Unixシステム上のWebサーバー(Apache HTTP Server、Microsoft IIS、Sun Java System Web Serverなど)を実行する場合は、次のことを確認してください:

  • Webサーバーはrootとしてではなく、権限のないユーザーとしてのみ実行します。

  • Webサーバーが配置されるディレクトリ構造(すべてのファイルを含む)は、権限のないユーザーによるアクセスから保護する必要があります。

これらのステップにより、権限のないユーザーは、Webサーバーによって実行可能なコードにコードを挿入することができないことを確認できます。

本番マシンで開発しないようにします。

まず開発マシンで開発し、開発が終わりテストが終了したら、コードを本番マシンに移行します。これにより、開発環境でのバグが、本番環境のセキュリティに影響を及ぼすことを防止できます。

開発ソフトウェアまたはサンプル・ソフトウェアを本番マシンにインストールしないようにします。

本番マシンに開発ツールをインストールしません。開発ツールを本番マシンにインストールしないことにより、侵入者がWebLogic Server本番マシンに部分的にアクセスできたとしても、影響を減らすことができます。

本番マシンでWebLogic Serverのサンプル・アプリケーションを構成しないでください。インストール・プログラムがインストール・タイプの選択を求めてきたら次のようにします。

○ ○ ○ ○ ○ ○ ○

# 取り組む課題
上のWebLogic Server本番環境のセキュリティに関する文章を、最後の文の後から書き継いでください。

# 表示情報
○ ○ ○ ○ ○ ○ ○

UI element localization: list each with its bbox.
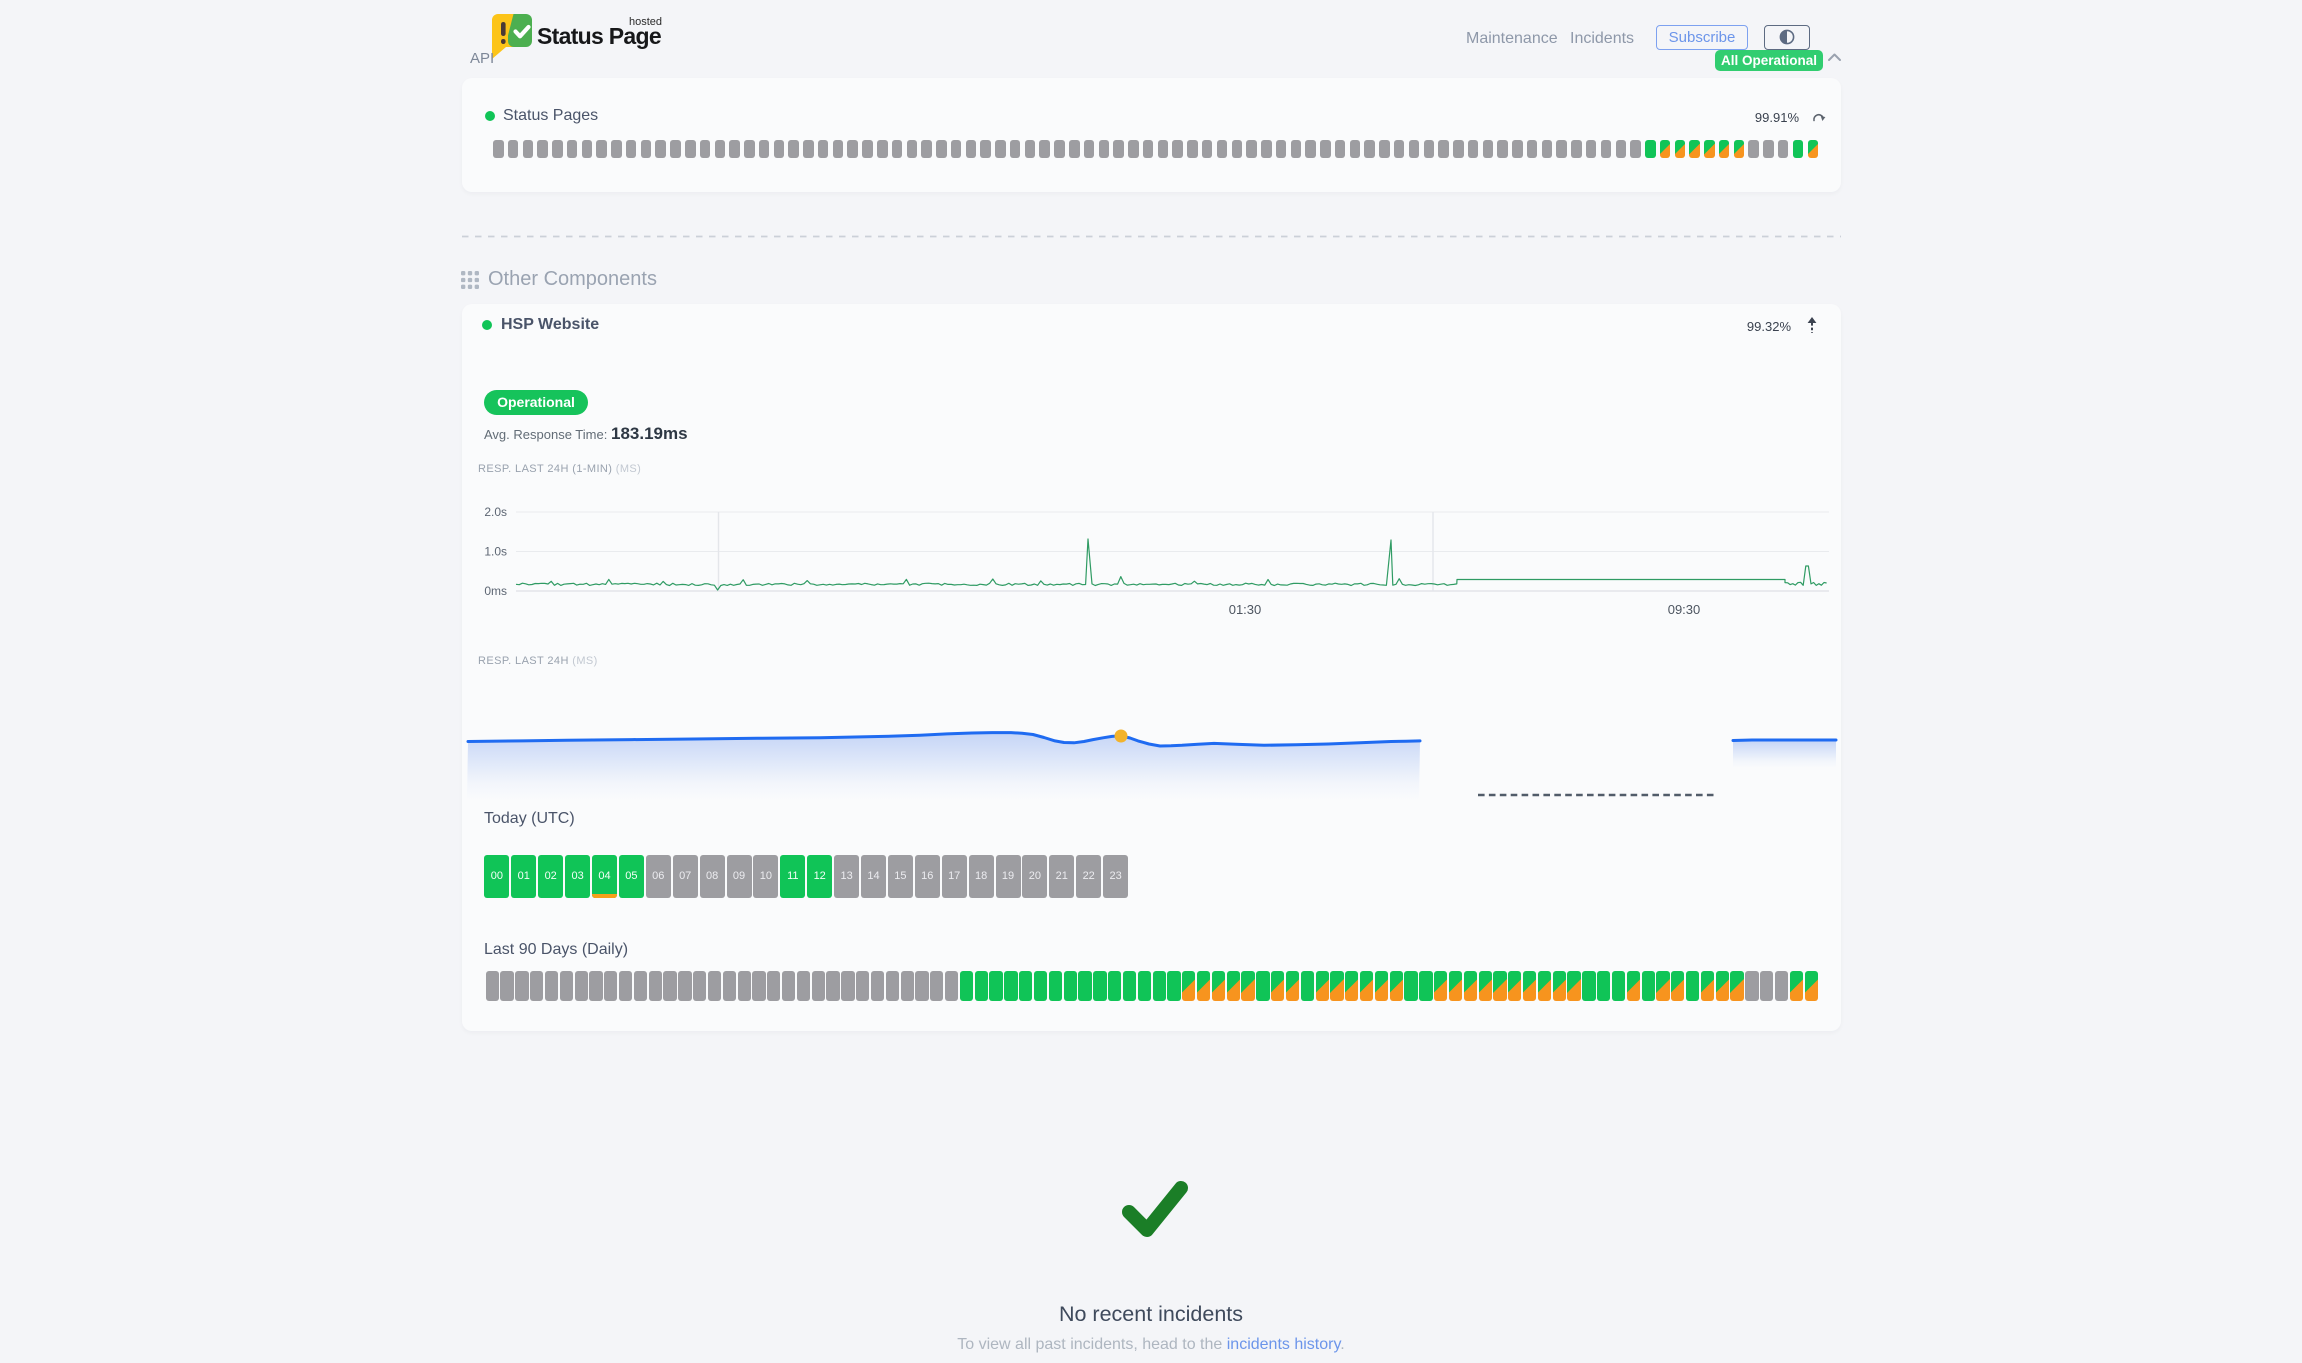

○ ○ ○ ○ ○ ○ ○

# 演習の解答
  • WebLogic ServerのインストールCoherenceのインストールまたはFusion Middlewareインフラストラクチャを選択した場合、サンプル・アプリケーションはインストール後の構成では使用できません。

  • 完全インストールまたは例を使用したFusion Middlewareインフラストラクチャを選択した場合、サンプル・アプリケーションをインストール後の構成で使用できます。この選択は、本番マシンでは回避する必要があります。

セキュリティ監査を有効にします。

WebLogic Serverが動作するオペレーティング・システムが、ファイルおよびディレクトリ・アクセスのセキュリティ監査をサポートする場合は、監査ログを使用して、拒否されたディレクトリまたはファイル・アクセス違反をトラッキングすることを推奨します。管理者は、監査ログ用に十分なディスク・スペースを確保する必要があります。

オペレーティング・システムを保護する追加ソフトウェアの使用を検討します。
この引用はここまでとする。